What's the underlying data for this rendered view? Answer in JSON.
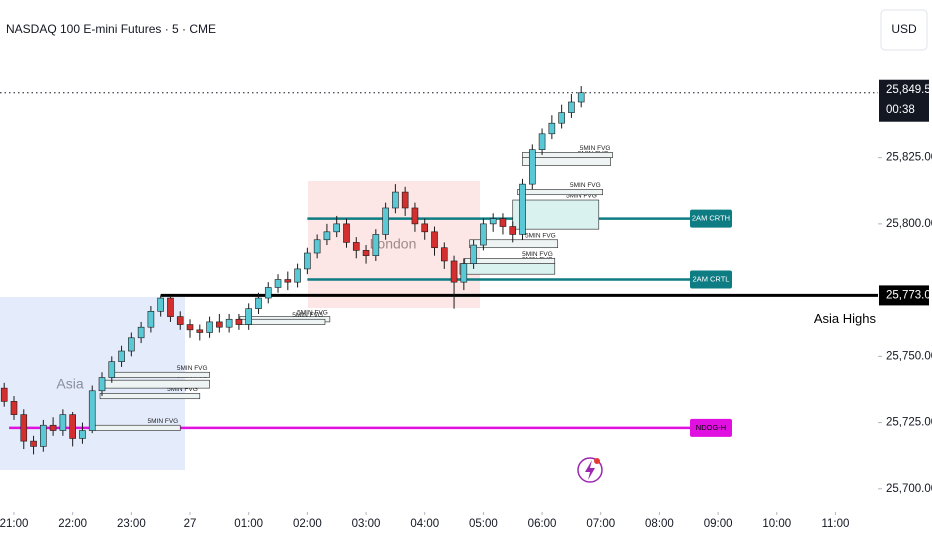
{
  "chart_data": {
    "type": "candlestick",
    "title": "NASDAQ 100 E-mini Futures · 5 · CME",
    "currency": "USD",
    "up_color": "#5bc8d6",
    "down_color": "#d32f2f",
    "x": [
      -10,
      0,
      10,
      20,
      30,
      40,
      50,
      60,
      70,
      80,
      90,
      100,
      110,
      120,
      130,
      140,
      150,
      160,
      170,
      180,
      190,
      200,
      210,
      220,
      230,
      240,
      250,
      260,
      270,
      280,
      290,
      300,
      310,
      320,
      330,
      340,
      350,
      360,
      370,
      380,
      390,
      400,
      410,
      420,
      430,
      440,
      450,
      460,
      470,
      480,
      490,
      500,
      510,
      520,
      530,
      540,
      550,
      560,
      570,
      580
    ],
    "open": [
      25738,
      25733,
      25728,
      25718,
      25716,
      25724,
      25722,
      25728,
      25719,
      25722,
      25737,
      25742,
      25748,
      25752,
      25757,
      25761,
      25767,
      25772,
      25765,
      25762,
      25760,
      25759,
      25763,
      25761,
      25764,
      25762,
      25768,
      25772,
      25776,
      25779,
      25778,
      25783,
      25789,
      25794,
      25797,
      25800,
      25793,
      25790,
      25788,
      25796,
      25806,
      25812,
      25806,
      25800,
      25797,
      25791,
      25786,
      25778,
      25785,
      25792,
      25800,
      25802,
      25799,
      25796,
      25815,
      25828,
      25834,
      25838,
      25842,
      25846
    ],
    "high": [
      25740,
      25735,
      25730,
      25720,
      25726,
      25727,
      25730,
      25729,
      25725,
      25739,
      25744,
      25750,
      25754,
      25759,
      25763,
      25769,
      25773,
      25773,
      25767,
      25764,
      25762,
      25765,
      25766,
      25766,
      25766,
      25770,
      25774,
      25778,
      25781,
      25782,
      25785,
      25791,
      25796,
      25800,
      25803,
      25802,
      25795,
      25792,
      25798,
      25808,
      25815,
      25814,
      25808,
      25802,
      25799,
      25793,
      25788,
      25787,
      25794,
      25802,
      25804,
      25804,
      25801,
      25817,
      25830,
      25836,
      25841,
      25845,
      25849,
      25852
    ],
    "low": [
      25731,
      25726,
      25715,
      25713,
      25714,
      25720,
      25720,
      25716,
      25717,
      25721,
      25735,
      25740,
      25746,
      25750,
      25755,
      25759,
      25765,
      25763,
      25760,
      25757,
      25756,
      25757,
      25759,
      25759,
      25760,
      25760,
      25766,
      25770,
      25774,
      25775,
      25776,
      25781,
      25787,
      25792,
      25795,
      25791,
      25787,
      25785,
      25786,
      25794,
      25804,
      25803,
      25797,
      25794,
      25788,
      25783,
      25768,
      25775,
      25783,
      25790,
      25797,
      25796,
      25793,
      25794,
      25813,
      25826,
      25832,
      25836,
      25840,
      25844
    ],
    "close": [
      25733,
      25728,
      25718,
      25716,
      25724,
      25722,
      25728,
      25719,
      25722,
      25737,
      25742,
      25748,
      25752,
      25757,
      25761,
      25767,
      25772,
      25765,
      25762,
      25760,
      25759,
      25763,
      25761,
      25764,
      25762,
      25768,
      25772,
      25776,
      25779,
      25778,
      25783,
      25789,
      25794,
      25797,
      25800,
      25793,
      25790,
      25788,
      25796,
      25806,
      25812,
      25806,
      25800,
      25797,
      25791,
      25786,
      25778,
      25785,
      25792,
      25800,
      25802,
      25799,
      25796,
      25815,
      25828,
      25834,
      25838,
      25842,
      25846,
      25849.5
    ],
    "xlim": [
      -14.3,
      883.5
    ],
    "xticks": [
      {
        "value": 0,
        "label": "21:00"
      },
      {
        "value": 60,
        "label": "22:00"
      },
      {
        "value": 120,
        "label": "23:00"
      },
      {
        "value": 180,
        "label": "27"
      },
      {
        "value": 240,
        "label": "01:00"
      },
      {
        "value": 300,
        "label": "02:00"
      },
      {
        "value": 360,
        "label": "03:00"
      },
      {
        "value": 420,
        "label": "04:00"
      },
      {
        "value": 480,
        "label": "05:00"
      },
      {
        "value": 540,
        "label": "06:00"
      },
      {
        "value": 600,
        "label": "07:00"
      },
      {
        "value": 660,
        "label": "08:00"
      },
      {
        "value": 720,
        "label": "09:00"
      },
      {
        "value": 780,
        "label": "10:00"
      },
      {
        "value": 840,
        "label": "11:00"
      }
    ],
    "ylim": [
      25692,
      25884.5
    ],
    "yticks": [
      {
        "value": 25700,
        "label": "25,700.00"
      },
      {
        "value": 25725,
        "label": "25,725.00"
      },
      {
        "value": 25750,
        "label": "25,750.00"
      },
      {
        "value": 25800,
        "label": "25,800.00"
      },
      {
        "value": 25825,
        "label": "25,825.00"
      }
    ],
    "last_price": {
      "value": 25849.5,
      "label": "25,849.50",
      "countdown": "00:38"
    },
    "sessions": [
      {
        "label": "Asia"
      },
      {
        "label": "London"
      }
    ],
    "levels": [
      {
        "label": "Asia Highs",
        "value": 25773,
        "value_label": "25,773.00",
        "from": 150,
        "color": "#000000"
      },
      {
        "label": "2AM CRTH",
        "value": 25802,
        "from": 300,
        "color": "#0d7c83"
      },
      {
        "label": "2AM CRTL",
        "value": 25779,
        "from": 300,
        "color": "#0d7c83"
      },
      {
        "label": "NDOG-H",
        "value": 25723,
        "from": -5,
        "color": "#e010e0"
      }
    ],
    "fvgs": [
      {
        "label": "5MIN FVG",
        "low": 25722,
        "high": 25724,
        "start": 83,
        "end": 170
      },
      {
        "label": "5MIN FVG",
        "low": 25734,
        "high": 25736,
        "start": 88,
        "end": 190
      },
      {
        "label": "5MIN FVG",
        "low": 25738,
        "high": 25741,
        "start": 93,
        "end": 200
      },
      {
        "label": "5MIN FVG",
        "low": 25742,
        "high": 25744,
        "start": 100,
        "end": 200
      },
      {
        "label": "5MIN FVG",
        "low": 25763,
        "high": 25765,
        "start": 231,
        "end": 323
      },
      {
        "label": "5MIN FVG",
        "low": 25762,
        "high": 25764,
        "start": 231,
        "end": 318
      },
      {
        "label": "5MIN FVG",
        "low": 25781,
        "high": 25785,
        "start": 456,
        "end": 553
      },
      {
        "label": "5MIN FVG",
        "low": 25785,
        "high": 25787,
        "start": 461,
        "end": 553
      },
      {
        "label": "5MIN FVG",
        "low": 25791,
        "high": 25794,
        "start": 466,
        "end": 556
      },
      {
        "label": "5MIN FVG",
        "low": 25798,
        "high": 25809,
        "start": 510,
        "end": 598
      },
      {
        "label": "5MIN FVG",
        "low": 25811,
        "high": 25813,
        "start": 515,
        "end": 602
      },
      {
        "label": "5MIN FVG",
        "low": 25822,
        "high": 25825,
        "start": 520,
        "end": 610
      },
      {
        "label": "5MIN FVG",
        "low": 25825,
        "high": 25827,
        "start": 520,
        "end": 612
      }
    ]
  }
}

---+---

- _WRITTEN INSTRUCTION_
Copy the records exactly. Skip the pictures.

- _FULL OUTPUT_
What's the underlying data for this rendered view? Answer in JSON.
{
  "chart_data": {
    "type": "candlestick",
    "title": "NASDAQ 100 E-mini Futures · 5 · CME",
    "currency": "USD",
    "up_color": "#5bc8d6",
    "down_color": "#d32f2f",
    "x": [
      -10,
      0,
      10,
      20,
      30,
      40,
      50,
      60,
      70,
      80,
      90,
      100,
      110,
      120,
      130,
      140,
      150,
      160,
      170,
      180,
      190,
      200,
      210,
      220,
      230,
      240,
      250,
      260,
      270,
      280,
      290,
      300,
      310,
      320,
      330,
      340,
      350,
      360,
      370,
      380,
      390,
      400,
      410,
      420,
      430,
      440,
      450,
      460,
      470,
      480,
      490,
      500,
      510,
      520,
      530,
      540,
      550,
      560,
      570,
      580
    ],
    "open": [
      25738,
      25733,
      25728,
      25718,
      25716,
      25724,
      25722,
      25728,
      25719,
      25722,
      25737,
      25742,
      25748,
      25752,
      25757,
      25761,
      25767,
      25772,
      25765,
      25762,
      25760,
      25759,
      25763,
      25761,
      25764,
      25762,
      25768,
      25772,
      25776,
      25779,
      25778,
      25783,
      25789,
      25794,
      25797,
      25800,
      25793,
      25790,
      25788,
      25796,
      25806,
      25812,
      25806,
      25800,
      25797,
      25791,
      25786,
      25778,
      25785,
      25792,
      25800,
      25802,
      25799,
      25796,
      25815,
      25828,
      25834,
      25838,
      25842,
      25846
    ],
    "high": [
      25740,
      25735,
      25730,
      25720,
      25726,
      25727,
      25730,
      25729,
      25725,
      25739,
      25744,
      25750,
      25754,
      25759,
      25763,
      25769,
      25773,
      25773,
      25767,
      25764,
      25762,
      25765,
      25766,
      25766,
      25766,
      25770,
      25774,
      25778,
      25781,
      25782,
      25785,
      25791,
      25796,
      25800,
      25803,
      25802,
      25795,
      25792,
      25798,
      25808,
      25815,
      25814,
      25808,
      25802,
      25799,
      25793,
      25788,
      25787,
      25794,
      25802,
      25804,
      25804,
      25801,
      25817,
      25830,
      25836,
      25841,
      25845,
      25849,
      25852
    ],
    "low": [
      25731,
      25726,
      25715,
      25713,
      25714,
      25720,
      25720,
      25716,
      25717,
      25721,
      25735,
      25740,
      25746,
      25750,
      25755,
      25759,
      25765,
      25763,
      25760,
      25757,
      25756,
      25757,
      25759,
      25759,
      25760,
      25760,
      25766,
      25770,
      25774,
      25775,
      25776,
      25781,
      25787,
      25792,
      25795,
      25791,
      25787,
      25785,
      25786,
      25794,
      25804,
      25803,
      25797,
      25794,
      25788,
      25783,
      25768,
      25775,
      25783,
      25790,
      25797,
      25796,
      25793,
      25794,
      25813,
      25826,
      25832,
      25836,
      25840,
      25844
    ],
    "close": [
      25733,
      25728,
      25718,
      25716,
      25724,
      25722,
      25728,
      25719,
      25722,
      25737,
      25742,
      25748,
      25752,
      25757,
      25761,
      25767,
      25772,
      25765,
      25762,
      25760,
      25759,
      25763,
      25761,
      25764,
      25762,
      25768,
      25772,
      25776,
      25779,
      25778,
      25783,
      25789,
      25794,
      25797,
      25800,
      25793,
      25790,
      25788,
      25796,
      25806,
      25812,
      25806,
      25800,
      25797,
      25791,
      25786,
      25778,
      25785,
      25792,
      25800,
      25802,
      25799,
      25796,
      25815,
      25828,
      25834,
      25838,
      25842,
      25846,
      25849.5
    ],
    "xlim": [
      -14.3,
      883.5
    ],
    "xticks": [
      {
        "value": 0,
        "label": "21:00"
      },
      {
        "value": 60,
        "label": "22:00"
      },
      {
        "value": 120,
        "label": "23:00"
      },
      {
        "value": 180,
        "label": "27"
      },
      {
        "value": 240,
        "label": "01:00"
      },
      {
        "value": 300,
        "label": "02:00"
      },
      {
        "value": 360,
        "label": "03:00"
      },
      {
        "value": 420,
        "label": "04:00"
      },
      {
        "value": 480,
        "label": "05:00"
      },
      {
        "value": 540,
        "label": "06:00"
      },
      {
        "value": 600,
        "label": "07:00"
      },
      {
        "value": 660,
        "label": "08:00"
      },
      {
        "value": 720,
        "label": "09:00"
      },
      {
        "value": 780,
        "label": "10:00"
      },
      {
        "value": 840,
        "label": "11:00"
      }
    ],
    "ylim": [
      25692,
      25884.5
    ],
    "yticks": [
      {
        "value": 25700,
        "label": "25,700.00"
      },
      {
        "value": 25725,
        "label": "25,725.00"
      },
      {
        "value": 25750,
        "label": "25,750.00"
      },
      {
        "value": 25800,
        "label": "25,800.00"
      },
      {
        "value": 25825,
        "label": "25,825.00"
      }
    ],
    "last_price": {
      "value": 25849.5,
      "label": "25,849.50",
      "countdown": "00:38"
    },
    "sessions": [
      {
        "label": "Asia"
      },
      {
        "label": "London"
      }
    ],
    "levels": [
      {
        "label": "Asia Highs",
        "value": 25773,
        "value_label": "25,773.00",
        "from": 150,
        "color": "#000000"
      },
      {
        "label": "2AM CRTH",
        "value": 25802,
        "from": 300,
        "color": "#0d7c83"
      },
      {
        "label": "2AM CRTL",
        "value": 25779,
        "from": 300,
        "color": "#0d7c83"
      },
      {
        "label": "NDOG-H",
        "value": 25723,
        "from": -5,
        "color": "#e010e0"
      }
    ],
    "fvgs": [
      {
        "label": "5MIN FVG",
        "low": 25722,
        "high": 25724,
        "start": 83,
        "end": 170
      },
      {
        "label": "5MIN FVG",
        "low": 25734,
        "high": 25736,
        "start": 88,
        "end": 190
      },
      {
        "label": "5MIN FVG",
        "low": 25738,
        "high": 25741,
        "start": 93,
        "end": 200
      },
      {
        "label": "5MIN FVG",
        "low": 25742,
        "high": 25744,
        "start": 100,
        "end": 200
      },
      {
        "label": "5MIN FVG",
        "low": 25763,
        "high": 25765,
        "start": 231,
        "end": 323
      },
      {
        "label": "5MIN FVG",
        "low": 25762,
        "high": 25764,
        "start": 231,
        "end": 318
      },
      {
        "label": "5MIN FVG",
        "low": 25781,
        "high": 25785,
        "start": 456,
        "end": 553
      },
      {
        "label": "5MIN FVG",
        "low": 25785,
        "high": 25787,
        "start": 461,
        "end": 553
      },
      {
        "label": "5MIN FVG",
        "low": 25791,
        "high": 25794,
        "start": 466,
        "end": 556
      },
      {
        "label": "5MIN FVG",
        "low": 25798,
        "high": 25809,
        "start": 510,
        "end": 598
      },
      {
        "label": "5MIN FVG",
        "low": 25811,
        "high": 25813,
        "start": 515,
        "end": 602
      },
      {
        "label": "5MIN FVG",
        "low": 25822,
        "high": 25825,
        "start": 520,
        "end": 610
      },
      {
        "label": "5MIN FVG",
        "low": 25825,
        "high": 25827,
        "start": 520,
        "end": 612
      }
    ]
  }
}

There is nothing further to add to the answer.